- **Stored rows**
____

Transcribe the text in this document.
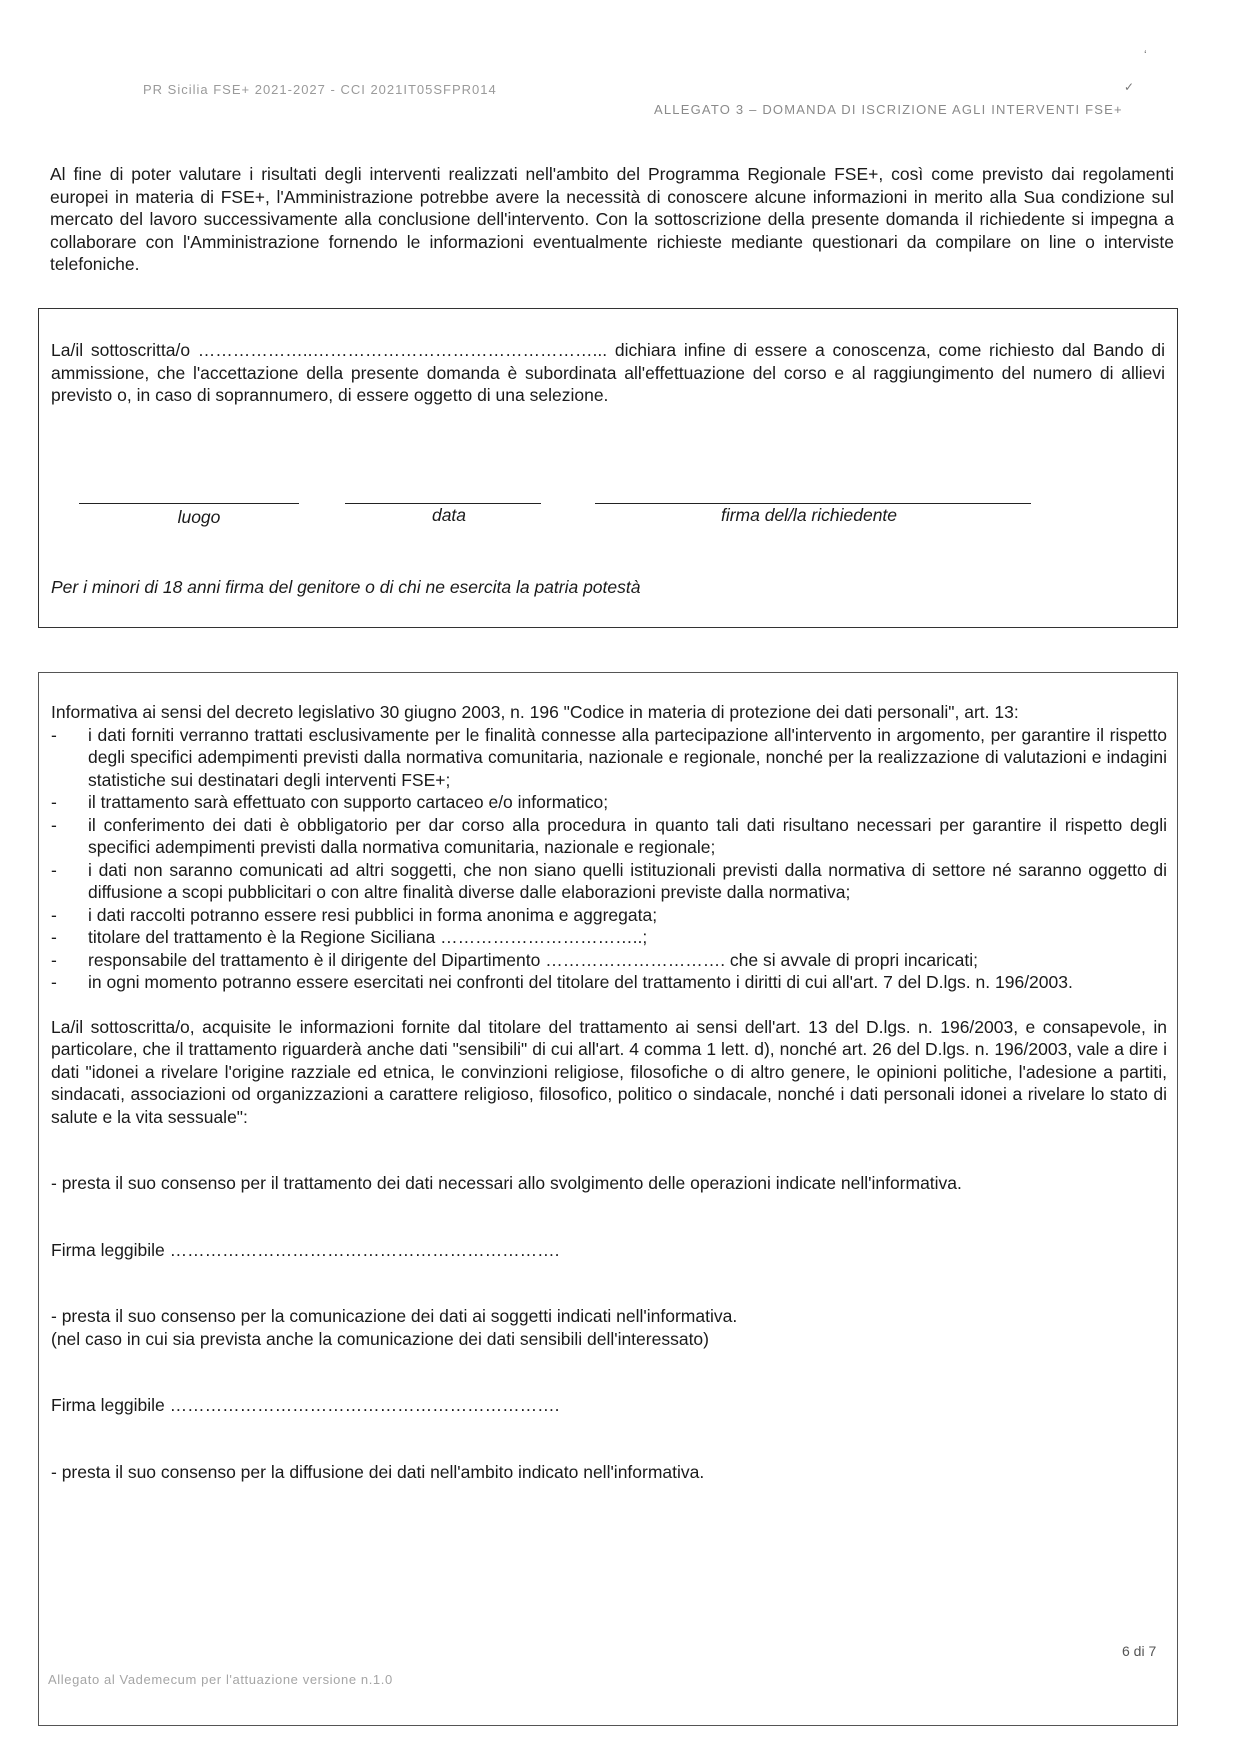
ʻ
✓
PR Sicilia FSE+ 2021-2027 - CCI 2021IT05SFPR014
ALLEGATO 3 – DOMANDA DI ISCRIZIONE AGLI INTERVENTI FSE+
Al fine di poter valutare i risultati degli interventi realizzati nell'ambito del Programma Regionale FSE+, così come previsto dai regolamenti europei in materia di FSE+, l'Amministrazione potrebbe avere la necessità di conoscere alcune informazioni in merito alla Sua condizione sul mercato del lavoro successivamente alla conclusione dell'intervento. Con la sottoscrizione della presente domanda il richiedente si impegna a collaborare con l'Amministrazione fornendo le informazioni eventualmente richieste mediante questionari da compilare on line o interviste telefoniche.
La/il sottoscritta/o ………………..…………………………………………... dichiara infine di essere a conoscenza, come richiesto dal Bando di ammissione, che l'accettazione della presente domanda è subordinata all'effettuazione del corso e al raggiungimento del numero di allievi previsto o, in caso di soprannumero, di essere oggetto di una selezione.
luogo	data	firma del/la richiedente
Per i minori di 18 anni firma del genitore o di chi ne esercita la patria potestà
Informativa ai sensi del decreto legislativo 30 giugno 2003, n. 196 "Codice in materia di protezione dei dati personali", art. 13:
- i dati forniti verranno trattati esclusivamente per le finalità connesse alla partecipazione all'intervento in argomento, per garantire il rispetto degli specifici adempimenti previsti dalla normativa comunitaria, nazionale e regionale, nonché per la realizzazione di valutazioni e indagini statistiche sui destinatari degli interventi FSE+;
- il trattamento sarà effettuato con supporto cartaceo e/o informatico;
- il conferimento dei dati è obbligatorio per dar corso alla procedura in quanto tali dati risultano necessari per garantire il rispetto degli specifici adempimenti previsti dalla normativa comunitaria, nazionale e regionale;
- i dati non saranno comunicati ad altri soggetti, che non siano quelli istituzionali previsti dalla normativa di settore né saranno oggetto di diffusione a scopi pubblicitari o con altre finalità diverse dalle elaborazioni previste dalla normativa;
- i dati raccolti potranno essere resi pubblici in forma anonima e aggregata;
- titolare del trattamento è la Regione Siciliana ……………………………..;
- responsabile del trattamento è il dirigente del Dipartimento …………………………. che si avvale di propri incaricati;
- in ogni momento potranno essere esercitati nei confronti del titolare del trattamento i diritti di cui all'art. 7 del D.lgs. n. 196/2003.
La/il sottoscritta/o, acquisite le informazioni fornite dal titolare del trattamento ai sensi dell'art. 13 del D.lgs. n. 196/2003, e consapevole, in particolare, che il trattamento riguarderà anche dati "sensibili" di cui all'art. 4 comma 1 lett. d), nonché art. 26 del D.lgs. n. 196/2003, vale a dire i dati "idonei a rivelare l'origine razziale ed etnica, le convinzioni religiose, filosofiche o di altro genere, le opinioni politiche, l'adesione a partiti, sindacati, associazioni od organizzazioni a carattere religioso, filosofico, politico o sindacale, nonché i dati personali idonei a rivelare lo stato di salute e la vita sessuale":
- presta il suo consenso per il trattamento dei dati necessari allo svolgimento delle operazioni indicate nell'informativa.
Firma leggibile ………………………………………………………….
- presta il suo consenso per la comunicazione dei dati ai soggetti indicati nell'informativa.
(nel caso in cui sia prevista anche la comunicazione dei dati sensibili dell'interessato)
Firma leggibile ………………………………………………………….
- presta il suo consenso per la diffusione dei dati nell'ambito indicato nell'informativa.
6 di 7
Allegato al Vademecum per l'attuazione versione n.1.0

____

- **Work instructions**
Examine the data above and state how many of its lines contain the word "necessari", with no further remarks.

- **Written response**
2